Written request:
Determine how many lines in the data below contain "Daily" and write only that number.

Recorded information:
-----
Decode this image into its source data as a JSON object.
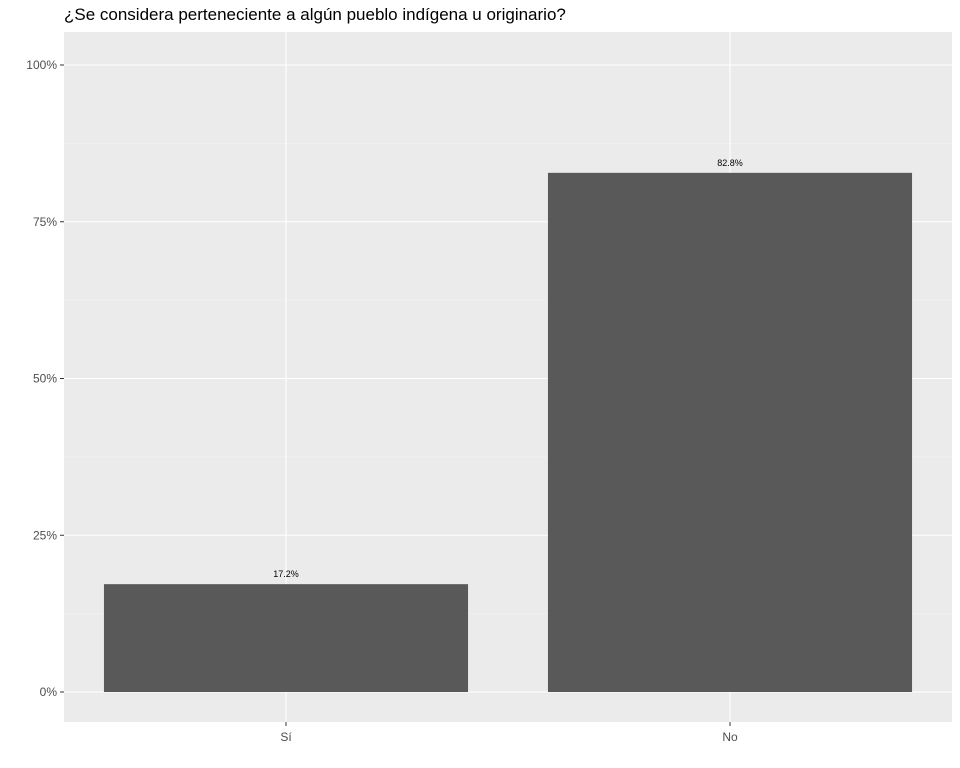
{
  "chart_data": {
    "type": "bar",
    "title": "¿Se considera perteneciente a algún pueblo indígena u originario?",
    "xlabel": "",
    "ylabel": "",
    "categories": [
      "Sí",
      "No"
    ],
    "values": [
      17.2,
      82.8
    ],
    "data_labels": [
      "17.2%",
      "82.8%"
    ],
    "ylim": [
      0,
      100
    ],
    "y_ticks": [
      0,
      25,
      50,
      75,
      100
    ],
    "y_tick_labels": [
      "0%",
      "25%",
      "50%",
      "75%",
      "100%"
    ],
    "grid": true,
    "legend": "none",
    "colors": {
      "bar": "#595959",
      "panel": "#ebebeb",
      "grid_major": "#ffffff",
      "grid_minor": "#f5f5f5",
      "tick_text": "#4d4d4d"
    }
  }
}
-----
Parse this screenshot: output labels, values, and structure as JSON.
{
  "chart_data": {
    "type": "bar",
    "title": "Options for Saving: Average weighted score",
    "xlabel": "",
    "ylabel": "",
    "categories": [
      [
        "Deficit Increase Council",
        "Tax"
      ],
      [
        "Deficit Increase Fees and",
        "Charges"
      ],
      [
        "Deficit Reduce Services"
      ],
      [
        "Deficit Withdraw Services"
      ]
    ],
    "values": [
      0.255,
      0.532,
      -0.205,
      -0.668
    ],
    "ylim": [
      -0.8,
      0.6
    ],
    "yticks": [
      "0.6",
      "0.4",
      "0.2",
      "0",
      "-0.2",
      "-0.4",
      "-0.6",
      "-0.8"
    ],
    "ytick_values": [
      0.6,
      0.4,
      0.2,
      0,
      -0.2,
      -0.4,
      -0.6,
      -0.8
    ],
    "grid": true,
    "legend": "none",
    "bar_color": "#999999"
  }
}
-----
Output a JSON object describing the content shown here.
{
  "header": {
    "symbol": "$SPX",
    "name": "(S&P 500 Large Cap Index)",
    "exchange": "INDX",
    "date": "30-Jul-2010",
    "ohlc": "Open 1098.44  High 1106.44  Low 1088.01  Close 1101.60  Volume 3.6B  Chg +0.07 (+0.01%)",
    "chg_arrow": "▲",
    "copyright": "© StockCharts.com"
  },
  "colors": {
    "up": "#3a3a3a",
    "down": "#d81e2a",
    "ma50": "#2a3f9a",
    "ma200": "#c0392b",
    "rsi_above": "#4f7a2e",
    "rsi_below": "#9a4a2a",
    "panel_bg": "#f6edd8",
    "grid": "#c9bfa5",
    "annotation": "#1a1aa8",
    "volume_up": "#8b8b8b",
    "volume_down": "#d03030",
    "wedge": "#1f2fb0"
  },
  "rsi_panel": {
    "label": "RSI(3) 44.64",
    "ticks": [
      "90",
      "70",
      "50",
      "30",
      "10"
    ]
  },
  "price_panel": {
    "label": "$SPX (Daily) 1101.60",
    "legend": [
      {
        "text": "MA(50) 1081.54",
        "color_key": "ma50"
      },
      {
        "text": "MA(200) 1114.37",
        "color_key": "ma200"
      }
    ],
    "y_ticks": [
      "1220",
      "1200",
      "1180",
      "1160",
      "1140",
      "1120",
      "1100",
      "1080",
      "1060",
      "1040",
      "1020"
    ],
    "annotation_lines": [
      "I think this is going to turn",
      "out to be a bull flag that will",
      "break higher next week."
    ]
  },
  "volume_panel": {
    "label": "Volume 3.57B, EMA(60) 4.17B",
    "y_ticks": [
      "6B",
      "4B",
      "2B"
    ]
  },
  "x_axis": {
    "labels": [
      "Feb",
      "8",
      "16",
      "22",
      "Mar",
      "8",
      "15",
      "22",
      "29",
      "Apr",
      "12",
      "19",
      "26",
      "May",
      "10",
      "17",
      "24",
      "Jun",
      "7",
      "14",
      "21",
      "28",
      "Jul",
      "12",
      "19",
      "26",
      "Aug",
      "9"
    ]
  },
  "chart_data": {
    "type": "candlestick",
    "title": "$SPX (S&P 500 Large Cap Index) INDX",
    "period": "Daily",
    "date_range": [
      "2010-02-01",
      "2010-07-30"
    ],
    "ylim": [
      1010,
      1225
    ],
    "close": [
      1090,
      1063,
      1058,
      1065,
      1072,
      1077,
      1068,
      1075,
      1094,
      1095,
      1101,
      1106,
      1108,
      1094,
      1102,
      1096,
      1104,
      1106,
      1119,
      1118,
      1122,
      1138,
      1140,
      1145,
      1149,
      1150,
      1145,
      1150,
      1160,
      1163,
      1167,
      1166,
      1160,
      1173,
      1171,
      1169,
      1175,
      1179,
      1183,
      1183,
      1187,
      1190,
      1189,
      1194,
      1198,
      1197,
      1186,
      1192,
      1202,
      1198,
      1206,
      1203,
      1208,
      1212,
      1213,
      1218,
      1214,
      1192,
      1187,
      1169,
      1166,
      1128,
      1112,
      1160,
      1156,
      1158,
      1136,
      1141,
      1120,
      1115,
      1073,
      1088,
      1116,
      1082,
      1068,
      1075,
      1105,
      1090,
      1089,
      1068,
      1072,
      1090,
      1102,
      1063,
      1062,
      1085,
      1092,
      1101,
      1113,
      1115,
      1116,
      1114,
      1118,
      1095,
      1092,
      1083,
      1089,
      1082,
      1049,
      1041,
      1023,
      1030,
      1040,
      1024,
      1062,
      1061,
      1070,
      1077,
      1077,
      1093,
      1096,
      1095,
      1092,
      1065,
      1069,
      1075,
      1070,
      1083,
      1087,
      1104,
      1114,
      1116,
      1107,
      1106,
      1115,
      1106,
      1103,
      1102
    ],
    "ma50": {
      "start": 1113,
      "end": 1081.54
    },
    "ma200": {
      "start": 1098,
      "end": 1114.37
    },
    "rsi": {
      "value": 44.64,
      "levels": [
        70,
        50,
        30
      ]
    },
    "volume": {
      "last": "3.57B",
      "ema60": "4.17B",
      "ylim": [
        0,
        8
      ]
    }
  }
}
-----
Final answer:
2